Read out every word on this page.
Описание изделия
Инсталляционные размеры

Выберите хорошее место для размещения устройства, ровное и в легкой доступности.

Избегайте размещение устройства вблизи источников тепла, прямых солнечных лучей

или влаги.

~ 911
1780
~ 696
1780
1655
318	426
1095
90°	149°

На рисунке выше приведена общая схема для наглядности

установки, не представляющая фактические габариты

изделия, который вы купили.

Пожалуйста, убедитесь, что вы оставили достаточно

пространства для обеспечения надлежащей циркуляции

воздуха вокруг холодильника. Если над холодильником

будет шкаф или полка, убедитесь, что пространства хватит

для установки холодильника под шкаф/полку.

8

------------------------------

TO BE DONE:
Quote every record above exactly.

WRITTEN RESPONSE:
Read out every word on this page.
Описание изделия
Инсталляционные размеры

Выберите хорошее место для размещения устройства, ровное и в легкой доступности.

Избегайте размещение устройства вблизи источников тепла, прямых солнечных лучей

или влаги.

~ 911
1780
~ 696
1780
1655
318	426
1095
90°	149°

На рисунке выше приведена общая схема для наглядности

установки, не представляющая фактические габариты

изделия, который вы купили.

Пожалуйста, убедитесь, что вы оставили достаточно

пространства для обеспечения надлежащей циркуляции

воздуха вокруг холодильника. Если над холодильником

будет шкаф или полка, убедитесь, что пространства хватит

для установки холодильника под шкаф/полку.

8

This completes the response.